▸ **REQUIRED ACTION**
In the data below, work out how many lines include the string "werden". Only the number should be given.

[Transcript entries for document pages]
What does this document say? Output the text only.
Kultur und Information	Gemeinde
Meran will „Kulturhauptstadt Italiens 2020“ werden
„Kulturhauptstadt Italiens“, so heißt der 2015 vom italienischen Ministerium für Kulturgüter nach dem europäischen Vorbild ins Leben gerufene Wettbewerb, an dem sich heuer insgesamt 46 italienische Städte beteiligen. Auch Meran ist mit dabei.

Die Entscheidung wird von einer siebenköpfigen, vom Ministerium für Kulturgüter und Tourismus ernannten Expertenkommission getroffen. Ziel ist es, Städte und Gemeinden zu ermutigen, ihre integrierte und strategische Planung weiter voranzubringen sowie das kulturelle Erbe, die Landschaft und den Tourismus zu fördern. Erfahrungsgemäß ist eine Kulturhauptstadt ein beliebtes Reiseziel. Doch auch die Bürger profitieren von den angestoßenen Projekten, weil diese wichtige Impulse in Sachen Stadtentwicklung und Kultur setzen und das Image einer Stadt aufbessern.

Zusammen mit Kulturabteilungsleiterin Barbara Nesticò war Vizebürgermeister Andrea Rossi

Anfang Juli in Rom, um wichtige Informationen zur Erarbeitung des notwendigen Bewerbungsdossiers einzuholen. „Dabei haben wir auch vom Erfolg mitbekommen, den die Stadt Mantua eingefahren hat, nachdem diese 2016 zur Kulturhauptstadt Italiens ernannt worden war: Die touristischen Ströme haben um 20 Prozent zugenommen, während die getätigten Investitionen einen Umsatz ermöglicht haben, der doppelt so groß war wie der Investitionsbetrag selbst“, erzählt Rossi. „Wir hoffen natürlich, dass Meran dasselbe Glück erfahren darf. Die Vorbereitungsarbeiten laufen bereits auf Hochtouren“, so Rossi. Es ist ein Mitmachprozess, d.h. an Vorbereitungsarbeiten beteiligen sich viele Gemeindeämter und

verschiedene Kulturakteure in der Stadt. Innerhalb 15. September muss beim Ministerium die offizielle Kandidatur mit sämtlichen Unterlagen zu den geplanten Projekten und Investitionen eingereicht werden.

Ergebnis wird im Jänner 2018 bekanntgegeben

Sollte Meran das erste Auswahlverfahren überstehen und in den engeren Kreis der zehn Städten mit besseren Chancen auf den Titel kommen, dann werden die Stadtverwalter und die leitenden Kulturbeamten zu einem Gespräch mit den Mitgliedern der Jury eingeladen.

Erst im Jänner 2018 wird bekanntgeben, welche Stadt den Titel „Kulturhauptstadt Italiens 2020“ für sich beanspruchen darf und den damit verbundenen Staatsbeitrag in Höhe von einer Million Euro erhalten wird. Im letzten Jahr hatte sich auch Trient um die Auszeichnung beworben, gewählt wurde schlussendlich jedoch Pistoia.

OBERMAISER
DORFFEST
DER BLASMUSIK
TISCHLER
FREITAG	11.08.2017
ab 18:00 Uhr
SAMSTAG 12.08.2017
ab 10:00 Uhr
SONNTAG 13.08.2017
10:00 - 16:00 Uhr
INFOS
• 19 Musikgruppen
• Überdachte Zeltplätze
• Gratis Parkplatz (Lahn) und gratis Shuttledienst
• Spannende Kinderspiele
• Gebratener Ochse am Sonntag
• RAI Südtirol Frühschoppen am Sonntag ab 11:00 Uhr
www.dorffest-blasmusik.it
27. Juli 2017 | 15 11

▸ **TASK SOLUTION**
3